-- START OF Record excerpts --
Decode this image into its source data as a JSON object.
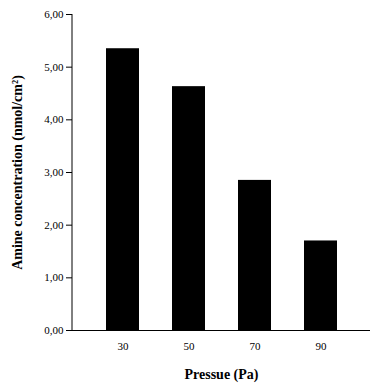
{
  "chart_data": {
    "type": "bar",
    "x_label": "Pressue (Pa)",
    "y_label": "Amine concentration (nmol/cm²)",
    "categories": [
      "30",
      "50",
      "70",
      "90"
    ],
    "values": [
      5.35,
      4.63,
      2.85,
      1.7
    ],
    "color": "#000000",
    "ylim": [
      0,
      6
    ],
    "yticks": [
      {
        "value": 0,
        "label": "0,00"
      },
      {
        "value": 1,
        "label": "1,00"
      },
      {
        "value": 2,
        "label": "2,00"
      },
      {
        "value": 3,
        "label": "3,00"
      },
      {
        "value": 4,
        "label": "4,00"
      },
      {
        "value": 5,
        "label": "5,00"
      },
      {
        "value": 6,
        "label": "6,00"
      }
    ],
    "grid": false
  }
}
-- END OF Record excerpts --
-- START OF Record excerpts --
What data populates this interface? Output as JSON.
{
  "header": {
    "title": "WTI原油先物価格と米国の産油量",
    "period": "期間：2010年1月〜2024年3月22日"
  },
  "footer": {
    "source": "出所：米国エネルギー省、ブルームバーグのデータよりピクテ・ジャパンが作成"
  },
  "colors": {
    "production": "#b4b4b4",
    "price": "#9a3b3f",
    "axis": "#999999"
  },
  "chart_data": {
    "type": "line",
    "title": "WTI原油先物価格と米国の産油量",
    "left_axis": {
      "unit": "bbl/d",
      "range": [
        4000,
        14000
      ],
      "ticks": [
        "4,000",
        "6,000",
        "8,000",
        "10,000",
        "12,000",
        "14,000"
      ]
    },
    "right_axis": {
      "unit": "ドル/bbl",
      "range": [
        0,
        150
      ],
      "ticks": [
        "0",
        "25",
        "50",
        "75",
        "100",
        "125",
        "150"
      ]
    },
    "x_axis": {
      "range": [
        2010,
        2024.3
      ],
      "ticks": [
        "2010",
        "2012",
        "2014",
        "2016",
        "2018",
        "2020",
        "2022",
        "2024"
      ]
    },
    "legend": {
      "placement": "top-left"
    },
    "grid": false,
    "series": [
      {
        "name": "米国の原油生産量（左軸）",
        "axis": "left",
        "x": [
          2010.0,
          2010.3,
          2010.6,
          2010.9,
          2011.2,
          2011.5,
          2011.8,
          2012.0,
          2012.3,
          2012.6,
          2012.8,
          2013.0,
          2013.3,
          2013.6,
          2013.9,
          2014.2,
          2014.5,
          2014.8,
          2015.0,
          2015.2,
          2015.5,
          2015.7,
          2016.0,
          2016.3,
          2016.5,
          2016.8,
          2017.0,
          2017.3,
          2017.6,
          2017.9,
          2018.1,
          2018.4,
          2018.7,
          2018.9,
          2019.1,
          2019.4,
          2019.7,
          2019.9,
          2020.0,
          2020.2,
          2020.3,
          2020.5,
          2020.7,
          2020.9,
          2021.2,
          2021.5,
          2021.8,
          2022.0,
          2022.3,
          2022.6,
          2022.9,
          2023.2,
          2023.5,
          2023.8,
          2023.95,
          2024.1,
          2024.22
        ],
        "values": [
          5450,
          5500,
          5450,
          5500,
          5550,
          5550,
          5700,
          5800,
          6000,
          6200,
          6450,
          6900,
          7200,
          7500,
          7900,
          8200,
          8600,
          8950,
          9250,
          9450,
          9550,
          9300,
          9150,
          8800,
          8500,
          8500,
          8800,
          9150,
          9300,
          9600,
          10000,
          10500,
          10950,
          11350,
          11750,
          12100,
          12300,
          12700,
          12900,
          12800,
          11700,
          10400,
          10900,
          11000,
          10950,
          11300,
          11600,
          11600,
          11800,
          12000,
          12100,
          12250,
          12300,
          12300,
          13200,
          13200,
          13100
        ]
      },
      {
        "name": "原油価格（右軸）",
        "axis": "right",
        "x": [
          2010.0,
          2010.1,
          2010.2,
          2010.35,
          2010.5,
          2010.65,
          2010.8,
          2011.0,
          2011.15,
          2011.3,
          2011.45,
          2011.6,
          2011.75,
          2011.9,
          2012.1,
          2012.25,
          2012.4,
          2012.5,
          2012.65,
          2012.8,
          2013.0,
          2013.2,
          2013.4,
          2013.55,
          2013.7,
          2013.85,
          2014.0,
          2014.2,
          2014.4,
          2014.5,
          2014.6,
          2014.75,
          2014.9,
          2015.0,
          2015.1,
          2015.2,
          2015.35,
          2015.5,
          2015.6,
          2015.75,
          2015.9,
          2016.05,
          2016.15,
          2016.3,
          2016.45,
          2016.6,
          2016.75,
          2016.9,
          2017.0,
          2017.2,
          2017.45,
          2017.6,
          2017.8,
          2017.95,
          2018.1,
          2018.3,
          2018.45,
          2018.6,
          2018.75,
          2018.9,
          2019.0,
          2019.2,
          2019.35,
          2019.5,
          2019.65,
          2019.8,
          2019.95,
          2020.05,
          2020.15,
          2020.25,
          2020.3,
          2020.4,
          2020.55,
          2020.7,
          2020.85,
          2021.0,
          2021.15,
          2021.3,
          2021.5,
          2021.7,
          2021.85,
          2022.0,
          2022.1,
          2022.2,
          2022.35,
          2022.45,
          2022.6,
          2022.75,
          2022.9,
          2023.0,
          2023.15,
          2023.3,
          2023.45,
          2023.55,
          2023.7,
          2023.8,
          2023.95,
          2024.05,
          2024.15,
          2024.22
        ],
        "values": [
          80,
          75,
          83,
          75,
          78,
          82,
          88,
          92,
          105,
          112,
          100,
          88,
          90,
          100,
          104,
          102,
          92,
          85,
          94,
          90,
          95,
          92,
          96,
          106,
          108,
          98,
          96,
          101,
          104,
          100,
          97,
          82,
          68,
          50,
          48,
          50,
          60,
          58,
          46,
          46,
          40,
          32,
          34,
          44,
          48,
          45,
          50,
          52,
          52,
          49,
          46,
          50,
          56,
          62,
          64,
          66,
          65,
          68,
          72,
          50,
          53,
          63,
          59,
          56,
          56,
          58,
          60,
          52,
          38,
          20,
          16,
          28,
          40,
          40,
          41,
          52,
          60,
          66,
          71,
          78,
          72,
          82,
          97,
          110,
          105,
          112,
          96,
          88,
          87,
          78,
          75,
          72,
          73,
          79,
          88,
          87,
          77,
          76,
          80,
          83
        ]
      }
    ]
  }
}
-- END OF Record excerpts --
-- START OF Record excerpts --
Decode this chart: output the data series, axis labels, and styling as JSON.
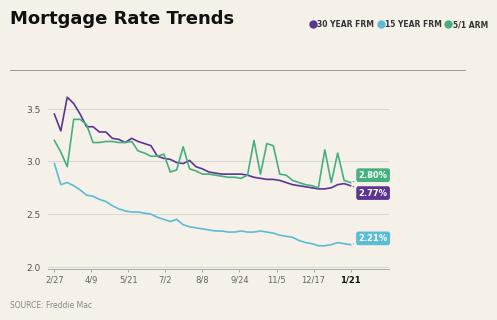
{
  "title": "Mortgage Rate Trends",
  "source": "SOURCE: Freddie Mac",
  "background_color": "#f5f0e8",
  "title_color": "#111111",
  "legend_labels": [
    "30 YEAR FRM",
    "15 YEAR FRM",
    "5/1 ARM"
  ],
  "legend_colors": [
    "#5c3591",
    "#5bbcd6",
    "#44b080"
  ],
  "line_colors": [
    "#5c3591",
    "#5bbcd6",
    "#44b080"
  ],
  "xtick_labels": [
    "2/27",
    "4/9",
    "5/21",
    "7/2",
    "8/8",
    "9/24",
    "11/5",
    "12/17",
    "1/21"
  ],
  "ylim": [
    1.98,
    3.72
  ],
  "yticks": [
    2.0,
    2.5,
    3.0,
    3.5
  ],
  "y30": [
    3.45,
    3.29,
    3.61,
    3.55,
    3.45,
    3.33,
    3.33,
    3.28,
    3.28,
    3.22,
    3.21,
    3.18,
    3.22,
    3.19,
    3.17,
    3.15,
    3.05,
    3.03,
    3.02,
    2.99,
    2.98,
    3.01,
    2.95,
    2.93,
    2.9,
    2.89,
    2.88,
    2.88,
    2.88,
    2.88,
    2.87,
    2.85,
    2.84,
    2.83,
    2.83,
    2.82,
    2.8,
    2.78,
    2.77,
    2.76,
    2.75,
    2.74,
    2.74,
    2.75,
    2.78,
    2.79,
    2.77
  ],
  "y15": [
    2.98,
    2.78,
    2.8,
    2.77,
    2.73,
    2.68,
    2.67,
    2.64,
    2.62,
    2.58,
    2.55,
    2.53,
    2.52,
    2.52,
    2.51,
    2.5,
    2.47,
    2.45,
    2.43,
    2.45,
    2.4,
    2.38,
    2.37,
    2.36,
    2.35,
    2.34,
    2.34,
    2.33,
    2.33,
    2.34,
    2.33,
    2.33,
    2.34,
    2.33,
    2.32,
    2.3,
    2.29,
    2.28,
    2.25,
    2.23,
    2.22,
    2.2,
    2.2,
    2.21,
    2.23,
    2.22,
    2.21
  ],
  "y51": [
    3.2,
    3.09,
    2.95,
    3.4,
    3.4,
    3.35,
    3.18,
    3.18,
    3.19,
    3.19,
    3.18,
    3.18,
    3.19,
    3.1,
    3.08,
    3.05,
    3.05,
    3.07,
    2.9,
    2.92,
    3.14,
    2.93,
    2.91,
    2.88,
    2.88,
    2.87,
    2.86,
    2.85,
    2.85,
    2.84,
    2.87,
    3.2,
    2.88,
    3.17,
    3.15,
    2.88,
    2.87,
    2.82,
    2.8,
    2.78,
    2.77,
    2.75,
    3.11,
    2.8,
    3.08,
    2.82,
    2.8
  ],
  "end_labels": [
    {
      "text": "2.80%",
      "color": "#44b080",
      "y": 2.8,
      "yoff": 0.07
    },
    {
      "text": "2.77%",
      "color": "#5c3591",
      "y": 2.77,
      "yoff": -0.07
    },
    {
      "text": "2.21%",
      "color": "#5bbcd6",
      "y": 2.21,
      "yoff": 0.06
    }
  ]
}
-- END OF Record excerpts --
## Directions
Determine how many lines of the listing hold the word "source" and reply with that figure alone.

## Exercise output
3